[Saved data entries]
────────

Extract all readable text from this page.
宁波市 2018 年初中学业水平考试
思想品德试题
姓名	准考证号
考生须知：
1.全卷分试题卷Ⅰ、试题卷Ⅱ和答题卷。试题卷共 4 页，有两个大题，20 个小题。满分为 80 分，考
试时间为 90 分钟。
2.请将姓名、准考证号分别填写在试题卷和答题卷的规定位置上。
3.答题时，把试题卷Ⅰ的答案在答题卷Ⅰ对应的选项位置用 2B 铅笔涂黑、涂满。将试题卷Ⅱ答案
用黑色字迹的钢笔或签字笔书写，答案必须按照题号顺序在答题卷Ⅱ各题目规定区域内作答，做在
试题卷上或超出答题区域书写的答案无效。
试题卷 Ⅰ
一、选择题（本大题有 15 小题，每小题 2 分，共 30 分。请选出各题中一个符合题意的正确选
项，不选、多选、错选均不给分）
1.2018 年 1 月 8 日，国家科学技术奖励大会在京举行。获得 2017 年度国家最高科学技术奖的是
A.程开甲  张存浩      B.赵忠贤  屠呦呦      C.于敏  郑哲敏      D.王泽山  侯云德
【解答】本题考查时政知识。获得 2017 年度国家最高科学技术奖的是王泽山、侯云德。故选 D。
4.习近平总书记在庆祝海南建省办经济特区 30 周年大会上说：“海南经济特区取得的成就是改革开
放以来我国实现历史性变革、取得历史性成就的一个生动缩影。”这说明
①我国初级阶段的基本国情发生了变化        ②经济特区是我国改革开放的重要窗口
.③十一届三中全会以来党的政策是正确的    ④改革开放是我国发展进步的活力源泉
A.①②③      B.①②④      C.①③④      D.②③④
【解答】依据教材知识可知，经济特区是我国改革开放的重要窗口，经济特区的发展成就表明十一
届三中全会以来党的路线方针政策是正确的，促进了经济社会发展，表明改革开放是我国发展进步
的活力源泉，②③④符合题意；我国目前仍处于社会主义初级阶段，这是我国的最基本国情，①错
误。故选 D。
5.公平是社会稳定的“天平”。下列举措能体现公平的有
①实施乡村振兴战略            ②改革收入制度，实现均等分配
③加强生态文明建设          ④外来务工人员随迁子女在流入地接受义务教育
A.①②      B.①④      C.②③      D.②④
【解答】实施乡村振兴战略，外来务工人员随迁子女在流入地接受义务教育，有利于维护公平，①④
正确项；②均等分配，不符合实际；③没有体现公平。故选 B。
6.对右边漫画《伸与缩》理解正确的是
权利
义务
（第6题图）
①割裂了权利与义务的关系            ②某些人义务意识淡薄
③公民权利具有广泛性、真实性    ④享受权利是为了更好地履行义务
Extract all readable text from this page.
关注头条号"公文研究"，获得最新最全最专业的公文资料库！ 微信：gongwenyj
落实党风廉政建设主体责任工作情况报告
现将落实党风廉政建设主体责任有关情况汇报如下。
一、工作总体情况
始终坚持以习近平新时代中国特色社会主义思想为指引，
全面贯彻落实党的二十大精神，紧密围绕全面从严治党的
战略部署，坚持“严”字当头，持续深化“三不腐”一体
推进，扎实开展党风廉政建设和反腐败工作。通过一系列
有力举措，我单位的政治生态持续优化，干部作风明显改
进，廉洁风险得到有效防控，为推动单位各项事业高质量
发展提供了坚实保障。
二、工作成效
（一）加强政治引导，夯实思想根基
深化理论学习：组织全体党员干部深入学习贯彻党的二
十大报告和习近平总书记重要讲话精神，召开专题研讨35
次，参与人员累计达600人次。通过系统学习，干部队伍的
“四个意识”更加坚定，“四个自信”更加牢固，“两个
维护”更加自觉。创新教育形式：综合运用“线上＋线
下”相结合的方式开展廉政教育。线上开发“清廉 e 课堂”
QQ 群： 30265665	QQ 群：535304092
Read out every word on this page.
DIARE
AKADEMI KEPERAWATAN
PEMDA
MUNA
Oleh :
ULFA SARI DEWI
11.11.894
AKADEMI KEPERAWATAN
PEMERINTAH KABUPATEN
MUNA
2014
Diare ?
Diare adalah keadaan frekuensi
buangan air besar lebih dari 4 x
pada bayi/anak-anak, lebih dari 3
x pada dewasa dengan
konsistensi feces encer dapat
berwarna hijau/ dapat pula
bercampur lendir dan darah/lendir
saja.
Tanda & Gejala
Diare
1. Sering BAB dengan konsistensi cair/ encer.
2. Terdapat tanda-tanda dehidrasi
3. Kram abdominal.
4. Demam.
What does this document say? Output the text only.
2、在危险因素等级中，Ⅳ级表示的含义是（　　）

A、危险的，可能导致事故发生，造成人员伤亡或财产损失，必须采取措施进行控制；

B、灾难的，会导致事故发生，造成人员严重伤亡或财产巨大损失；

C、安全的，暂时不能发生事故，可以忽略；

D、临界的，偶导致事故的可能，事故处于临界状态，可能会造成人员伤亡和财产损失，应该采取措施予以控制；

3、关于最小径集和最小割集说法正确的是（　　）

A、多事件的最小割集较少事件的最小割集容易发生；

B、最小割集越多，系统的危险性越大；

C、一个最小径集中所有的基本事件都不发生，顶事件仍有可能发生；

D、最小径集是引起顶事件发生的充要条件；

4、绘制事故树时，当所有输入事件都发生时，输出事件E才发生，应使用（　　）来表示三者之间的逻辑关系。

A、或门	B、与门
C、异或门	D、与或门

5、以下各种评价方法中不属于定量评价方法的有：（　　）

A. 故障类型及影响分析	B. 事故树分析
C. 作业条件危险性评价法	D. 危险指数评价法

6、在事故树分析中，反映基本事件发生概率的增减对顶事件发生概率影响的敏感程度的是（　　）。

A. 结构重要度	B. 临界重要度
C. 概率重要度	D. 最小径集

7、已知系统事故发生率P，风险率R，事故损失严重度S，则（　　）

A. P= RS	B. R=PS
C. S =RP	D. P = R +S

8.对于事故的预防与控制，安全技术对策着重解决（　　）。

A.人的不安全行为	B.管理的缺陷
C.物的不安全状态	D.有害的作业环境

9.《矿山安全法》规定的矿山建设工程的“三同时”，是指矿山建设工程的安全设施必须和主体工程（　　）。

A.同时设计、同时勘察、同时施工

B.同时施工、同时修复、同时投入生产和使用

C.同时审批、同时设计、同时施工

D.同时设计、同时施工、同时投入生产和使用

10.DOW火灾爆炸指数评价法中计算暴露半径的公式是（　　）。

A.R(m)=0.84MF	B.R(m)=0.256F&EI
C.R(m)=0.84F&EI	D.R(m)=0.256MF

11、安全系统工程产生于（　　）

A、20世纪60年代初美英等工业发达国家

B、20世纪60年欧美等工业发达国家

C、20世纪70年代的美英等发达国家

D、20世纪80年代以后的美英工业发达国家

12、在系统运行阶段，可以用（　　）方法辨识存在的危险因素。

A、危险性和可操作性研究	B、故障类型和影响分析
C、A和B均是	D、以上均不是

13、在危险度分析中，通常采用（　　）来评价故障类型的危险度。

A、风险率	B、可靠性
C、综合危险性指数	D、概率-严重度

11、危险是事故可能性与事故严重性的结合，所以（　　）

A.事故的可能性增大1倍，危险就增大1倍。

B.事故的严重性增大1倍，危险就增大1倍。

────────

[DESCRIPTION OF THE TASK]:
Take the listing above and write it out again exactly.

[OUTPUT]:
Extract all readable text from this page.
宁波市 2018 年初中学业水平考试
思想品德试题
姓名	准考证号
考生须知：
1.全卷分试题卷Ⅰ、试题卷Ⅱ和答题卷。试题卷共 4 页，有两个大题，20 个小题。满分为 80 分，考
试时间为 90 分钟。
2.请将姓名、准考证号分别填写在试题卷和答题卷的规定位置上。
3.答题时，把试题卷Ⅰ的答案在答题卷Ⅰ对应的选项位置用 2B 铅笔涂黑、涂满。将试题卷Ⅱ答案
用黑色字迹的钢笔或签字笔书写，答案必须按照题号顺序在答题卷Ⅱ各题目规定区域内作答，做在
试题卷上或超出答题区域书写的答案无效。
试题卷 Ⅰ
一、选择题（本大题有 15 小题，每小题 2 分，共 30 分。请选出各题中一个符合题意的正确选
项，不选、多选、错选均不给分）
1.2018 年 1 月 8 日，国家科学技术奖励大会在京举行。获得 2017 年度国家最高科学技术奖的是
A.程开甲  张存浩      B.赵忠贤  屠呦呦      C.于敏  郑哲敏      D.王泽山  侯云德
【解答】本题考查时政知识。获得 2017 年度国家最高科学技术奖的是王泽山、侯云德。故选 D。
4.习近平总书记在庆祝海南建省办经济特区 30 周年大会上说：“海南经济特区取得的成就是改革开
放以来我国实现历史性变革、取得历史性成就的一个生动缩影。”这说明
①我国初级阶段的基本国情发生了变化        ②经济特区是我国改革开放的重要窗口
.③十一届三中全会以来党的政策是正确的    ④改革开放是我国发展进步的活力源泉
A.①②③      B.①②④      C.①③④      D.②③④
【解答】依据教材知识可知，经济特区是我国改革开放的重要窗口，经济特区的发展成就表明十一
届三中全会以来党的路线方针政策是正确的，促进了经济社会发展，表明改革开放是我国发展进步
的活力源泉，②③④符合题意；我国目前仍处于社会主义初级阶段，这是我国的最基本国情，①错
误。故选 D。
5.公平是社会稳定的“天平”。下列举措能体现公平的有
①实施乡村振兴战略            ②改革收入制度，实现均等分配
③加强生态文明建设          ④外来务工人员随迁子女在流入地接受义务教育
A.①②      B.①④      C.②③      D.②④
【解答】实施乡村振兴战略，外来务工人员随迁子女在流入地接受义务教育，有利于维护公平，①④
正确项；②均等分配，不符合实际；③没有体现公平。故选 B。
6.对右边漫画《伸与缩》理解正确的是
权利
义务
（第6题图）
①割裂了权利与义务的关系            ②某些人义务意识淡薄
③公民权利具有广泛性、真实性    ④享受权利是为了更好地履行义务
Extract all readable text from this page.
关注头条号"公文研究"，获得最新最全最专业的公文资料库！ 微信：gongwenyj
落实党风廉政建设主体责任工作情况报告
现将落实党风廉政建设主体责任有关情况汇报如下。
一、工作总体情况
始终坚持以习近平新时代中国特色社会主义思想为指引，
全面贯彻落实党的二十大精神，紧密围绕全面从严治党的
战略部署，坚持“严”字当头，持续深化“三不腐”一体
推进，扎实开展党风廉政建设和反腐败工作。通过一系列
有力举措，我单位的政治生态持续优化，干部作风明显改
进，廉洁风险得到有效防控，为推动单位各项事业高质量
发展提供了坚实保障。
二、工作成效
（一）加强政治引导，夯实思想根基
深化理论学习：组织全体党员干部深入学习贯彻党的二
十大报告和习近平总书记重要讲话精神，召开专题研讨35
次，参与人员累计达600人次。通过系统学习，干部队伍的
“四个意识”更加坚定，“四个自信”更加牢固，“两个
维护”更加自觉。创新教育形式：综合运用“线上＋线
下”相结合的方式开展廉政教育。线上开发“清廉 e 课堂”
QQ 群： 30265665	QQ 群：535304092
Read out every word on this page.
DIARE
AKADEMI KEPERAWATAN
PEMDA
MUNA
Oleh :
ULFA SARI DEWI
11.11.894
AKADEMI KEPERAWATAN
PEMERINTAH KABUPATEN
MUNA
2014
Diare ?
Diare adalah keadaan frekuensi
buangan air besar lebih dari 4 x
pada bayi/anak-anak, lebih dari 3
x pada dewasa dengan
konsistensi feces encer dapat
berwarna hijau/ dapat pula
bercampur lendir dan darah/lendir
saja.
Tanda & Gejala
Diare
1. Sering BAB dengan konsistensi cair/ encer.
2. Terdapat tanda-tanda dehidrasi
3. Kram abdominal.
4. Demam.
What does this document say? Output the text only.
2、在危险因素等级中，Ⅳ级表示的含义是（　　）

A、危险的，可能导致事故发生，造成人员伤亡或财产损失，必须采取措施进行控制；

B、灾难的，会导致事故发生，造成人员严重伤亡或财产巨大损失；

C、安全的，暂时不能发生事故，可以忽略；

D、临界的，偶导致事故的可能，事故处于临界状态，可能会造成人员伤亡和财产损失，应该采取措施予以控制；

3、关于最小径集和最小割集说法正确的是（　　）

A、多事件的最小割集较少事件的最小割集容易发生；

B、最小割集越多，系统的危险性越大；

C、一个最小径集中所有的基本事件都不发生，顶事件仍有可能发生；

D、最小径集是引起顶事件发生的充要条件；

4、绘制事故树时，当所有输入事件都发生时，输出事件E才发生，应使用（　　）来表示三者之间的逻辑关系。

A、或门	B、与门
C、异或门	D、与或门

5、以下各种评价方法中不属于定量评价方法的有：（　　）

A. 故障类型及影响分析	B. 事故树分析
C. 作业条件危险性评价法	D. 危险指数评价法

6、在事故树分析中，反映基本事件发生概率的增减对顶事件发生概率影响的敏感程度的是（　　）。

A. 结构重要度	B. 临界重要度
C. 概率重要度	D. 最小径集

7、已知系统事故发生率P，风险率R，事故损失严重度S，则（　　）

A. P= RS	B. R=PS
C. S =RP	D. P = R +S

8.对于事故的预防与控制，安全技术对策着重解决（　　）。

A.人的不安全行为	B.管理的缺陷
C.物的不安全状态	D.有害的作业环境

9.《矿山安全法》规定的矿山建设工程的“三同时”，是指矿山建设工程的安全设施必须和主体工程（　　）。

A.同时设计、同时勘察、同时施工

B.同时施工、同时修复、同时投入生产和使用

C.同时审批、同时设计、同时施工

D.同时设计、同时施工、同时投入生产和使用

10.DOW火灾爆炸指数评价法中计算暴露半径的公式是（　　）。

A.R(m)=0.84MF	B.R(m)=0.256F&EI
C.R(m)=0.84F&EI	D.R(m)=0.256MF

11、安全系统工程产生于（　　）

A、20世纪60年代初美英等工业发达国家

B、20世纪60年欧美等工业发达国家

C、20世纪70年代的美英等发达国家

D、20世纪80年代以后的美英工业发达国家

12、在系统运行阶段，可以用（　　）方法辨识存在的危险因素。

A、危险性和可操作性研究	B、故障类型和影响分析
C、A和B均是	D、以上均不是

13、在危险度分析中，通常采用（　　）来评价故障类型的危险度。

A、风险率	B、可靠性
C、综合危险性指数	D、概率-严重度

11、危险是事故可能性与事故严重性的结合，所以（　　）

A.事故的可能性增大1倍，危险就增大1倍。

B.事故的严重性增大1倍，危险就增大1倍。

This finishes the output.